• GOAL OF THE EXERCISE: Keep only the lines of the data below that contain "ridotto", and copy them.
[BEGIN DATA PROVIDED]
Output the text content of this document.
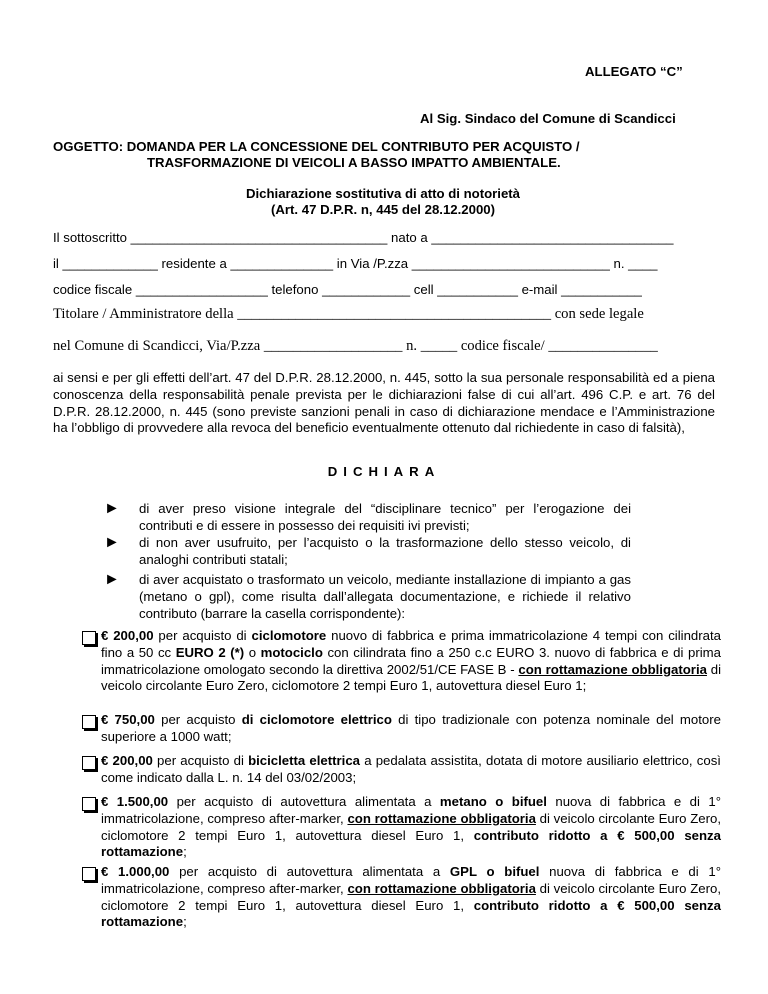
ALLEGATO “C”
Al Sig. Sindaco del Comune di Scandicci
OGGETTO: DOMANDA PER LA CONCESSIONE DEL CONTRIBUTO PER ACQUISTO /
TRASFORMAZIONE DI VEICOLI A BASSO IMPATTO AMBIENTALE.
Dichiarazione sostitutiva di atto di notorietà
(Art. 47 D.P.R. n, 445 del 28.12.2000)
Il sottoscritto ___________________________________ nato a _________________________________
il _____________ residente a ______________ in Via /P.zza ___________________________ n. ____
codice fiscale __________________ telefono ____________ cell ___________ e-mail ___________
Titolare / Amministratore della ___________________________________________ con sede legale
nel Comune di Scandicci, Via/P.zza ___________________ n. _____ codice fiscale/ _______________
ai sensi e per gli effetti dell’art. 47 del D.P.R. 28.12.2000, n. 445, sotto la sua personale responsabilità ed a piena conoscenza della responsabilità penale prevista per le dichiarazioni false di cui all’art. 496 C.P. e art. 76 del D.P.R. 28.12.2000, n. 445 (sono previste sanzioni penali in caso di dichiarazione mendace e l’Amministrazione ha l’obbligo di provvedere alla revoca del beneficio eventualmente ottenuto dal richiedente in caso di falsità),
DICHIARA
► di aver preso visione integrale del “disciplinare tecnico” per l’erogazione dei contributi e di essere in possesso dei requisiti ivi previsti;
► di non aver usufruito, per l’acquisto o la trasformazione dello stesso veicolo, di analoghi contributi statali;
► di aver acquistato o trasformato un veicolo, mediante installazione di impianto a gas (metano o gpl), come risulta dall’allegata documentazione, e richiede il relativo contributo (barrare la casella corrispondente):
€ 200,00 per acquisto di ciclomotore nuovo di fabbrica e prima immatricolazione 4 tempi con cilindrata fino a 50 cc EURO 2 (*) o motociclo con cilindrata fino a 250 c.c EURO 3. nuovo di fabbrica e di prima immatricolazione omologato secondo la direttiva 2002/51/CE FASE B - con rottamazione obbligatoria di veicolo circolante Euro Zero, ciclomotore 2 tempi Euro 1, autovettura diesel Euro 1;
€ 750,00 per acquisto di ciclomotore elettrico di tipo tradizionale con potenza nominale del motore superiore a 1000 watt;
€ 200,00 per acquisto di bicicletta elettrica a pedalata assistita, dotata di motore ausiliario elettrico, così come indicato dalla L. n. 14 del 03/02/2003;
€ 1.500,00 per acquisto di autovettura alimentata a metano o bifuel nuova di fabbrica e di 1° immatricolazione, compreso after-marker, con rottamazione obbligatoria di veicolo circolante Euro Zero, ciclomotore 2 tempi Euro 1, autovettura diesel Euro 1, contributo ridotto a € 500,00 senza rottamazione;
€ 1.000,00 per acquisto di autovettura alimentata a GPL o bifuel nuova di fabbrica e di 1° immatricolazione, compreso after-marker, con rottamazione obbligatoria di veicolo circolante Euro Zero, ciclomotore 2 tempi Euro 1, autovettura diesel Euro 1, contributo ridotto a € 500,00 senza rottamazione;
[END DATA PROVIDED]
• PROBLEM SOLUTION:
€ 1.500,00 per acquisto di autovettura alimentata a metano o bifuel nuova di fabbrica e di 1° immatricolazione, compreso after-marker, con rottamazione obbligatoria di veicolo circolante Euro Zero, ciclomotore 2 tempi Euro 1, autovettura diesel Euro 1, contributo ridotto a € 500,00 senza rottamazione;
€ 1.000,00 per acquisto di autovettura alimentata a GPL o bifuel nuova di fabbrica e di 1° immatricolazione, compreso after-marker, con rottamazione obbligatoria di veicolo circolante Euro Zero, ciclomotore 2 tempi Euro 1, autovettura diesel Euro 1, contributo ridotto a € 500,00 senza rottamazione;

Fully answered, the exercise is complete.